**RECORD EXTRACTS**.
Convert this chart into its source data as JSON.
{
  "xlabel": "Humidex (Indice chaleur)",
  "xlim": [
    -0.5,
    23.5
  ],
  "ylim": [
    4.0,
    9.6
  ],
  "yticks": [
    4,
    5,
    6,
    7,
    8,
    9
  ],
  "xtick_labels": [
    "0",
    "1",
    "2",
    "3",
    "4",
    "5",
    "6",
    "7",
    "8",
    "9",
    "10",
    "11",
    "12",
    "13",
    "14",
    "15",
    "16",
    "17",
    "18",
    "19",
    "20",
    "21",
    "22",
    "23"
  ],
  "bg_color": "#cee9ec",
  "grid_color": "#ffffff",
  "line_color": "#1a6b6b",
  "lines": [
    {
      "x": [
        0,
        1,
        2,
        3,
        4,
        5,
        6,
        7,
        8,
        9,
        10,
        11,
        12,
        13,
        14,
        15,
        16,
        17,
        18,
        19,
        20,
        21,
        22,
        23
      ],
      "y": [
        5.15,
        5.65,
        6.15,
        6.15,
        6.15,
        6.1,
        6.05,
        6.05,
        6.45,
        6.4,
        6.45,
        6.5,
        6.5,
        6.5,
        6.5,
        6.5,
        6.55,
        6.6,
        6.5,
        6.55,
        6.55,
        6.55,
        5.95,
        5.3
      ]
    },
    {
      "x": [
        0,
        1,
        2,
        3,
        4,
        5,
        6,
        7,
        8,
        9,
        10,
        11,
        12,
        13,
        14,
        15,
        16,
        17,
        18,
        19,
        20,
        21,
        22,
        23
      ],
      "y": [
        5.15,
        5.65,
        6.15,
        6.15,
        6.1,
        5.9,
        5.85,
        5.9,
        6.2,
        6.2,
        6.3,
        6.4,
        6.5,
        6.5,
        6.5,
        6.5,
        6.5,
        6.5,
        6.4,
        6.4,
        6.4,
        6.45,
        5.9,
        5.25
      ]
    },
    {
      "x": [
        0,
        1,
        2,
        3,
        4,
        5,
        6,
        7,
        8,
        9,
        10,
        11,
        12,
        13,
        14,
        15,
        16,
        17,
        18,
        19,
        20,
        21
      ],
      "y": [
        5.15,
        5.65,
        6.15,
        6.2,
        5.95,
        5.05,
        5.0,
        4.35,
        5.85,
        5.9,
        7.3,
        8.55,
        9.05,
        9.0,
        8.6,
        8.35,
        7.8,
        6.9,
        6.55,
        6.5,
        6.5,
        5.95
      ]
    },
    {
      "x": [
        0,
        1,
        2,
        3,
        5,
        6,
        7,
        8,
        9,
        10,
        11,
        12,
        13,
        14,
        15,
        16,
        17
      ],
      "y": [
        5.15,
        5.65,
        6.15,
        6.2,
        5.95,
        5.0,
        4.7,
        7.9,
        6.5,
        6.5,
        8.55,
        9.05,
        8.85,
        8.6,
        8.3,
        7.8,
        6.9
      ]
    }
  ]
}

**SHORT TASK**.
Set all of the records down again, exactly as they stand.

**ANSWER FOR THIS EXERCISE**.
Convert this chart into its source data as JSON.
{
  "xlabel": "Humidex (Indice chaleur)",
  "xlim": [
    -0.5,
    23.5
  ],
  "ylim": [
    4.0,
    9.6
  ],
  "yticks": [
    4,
    5,
    6,
    7,
    8,
    9
  ],
  "xtick_labels": [
    "0",
    "1",
    "2",
    "3",
    "4",
    "5",
    "6",
    "7",
    "8",
    "9",
    "10",
    "11",
    "12",
    "13",
    "14",
    "15",
    "16",
    "17",
    "18",
    "19",
    "20",
    "21",
    "22",
    "23"
  ],
  "bg_color": "#cee9ec",
  "grid_color": "#ffffff",
  "line_color": "#1a6b6b",
  "lines": [
    {
      "x": [
        0,
        1,
        2,
        3,
        4,
        5,
        6,
        7,
        8,
        9,
        10,
        11,
        12,
        13,
        14,
        15,
        16,
        17,
        18,
        19,
        20,
        21,
        22,
        23
      ],
      "y": [
        5.15,
        5.65,
        6.15,
        6.15,
        6.15,
        6.1,
        6.05,
        6.05,
        6.45,
        6.4,
        6.45,
        6.5,
        6.5,
        6.5,
        6.5,
        6.5,
        6.55,
        6.6,
        6.5,
        6.55,
        6.55,
        6.55,
        5.95,
        5.3
      ]
    },
    {
      "x": [
        0,
        1,
        2,
        3,
        4,
        5,
        6,
        7,
        8,
        9,
        10,
        11,
        12,
        13,
        14,
        15,
        16,
        17,
        18,
        19,
        20,
        21,
        22,
        23
      ],
      "y": [
        5.15,
        5.65,
        6.15,
        6.15,
        6.1,
        5.9,
        5.85,
        5.9,
        6.2,
        6.2,
        6.3,
        6.4,
        6.5,
        6.5,
        6.5,
        6.5,
        6.5,
        6.5,
        6.4,
        6.4,
        6.4,
        6.45,
        5.9,
        5.25
      ]
    },
    {
      "x": [
        0,
        1,
        2,
        3,
        4,
        5,
        6,
        7,
        8,
        9,
        10,
        11,
        12,
        13,
        14,
        15,
        16,
        17,
        18,
        19,
        20,
        21
      ],
      "y": [
        5.15,
        5.65,
        6.15,
        6.2,
        5.95,
        5.05,
        5.0,
        4.35,
        5.85,
        5.9,
        7.3,
        8.55,
        9.05,
        9.0,
        8.6,
        8.35,
        7.8,
        6.9,
        6.55,
        6.5,
        6.5,
        5.95
      ]
    },
    {
      "x": [
        0,
        1,
        2,
        3,
        5,
        6,
        7,
        8,
        9,
        10,
        11,
        12,
        13,
        14,
        15,
        16,
        17
      ],
      "y": [
        5.15,
        5.65,
        6.15,
        6.2,
        5.95,
        5.0,
        4.7,
        7.9,
        6.5,
        6.5,
        8.55,
        9.05,
        8.85,
        8.6,
        8.3,
        7.8,
        6.9
      ]
    }
  ]
}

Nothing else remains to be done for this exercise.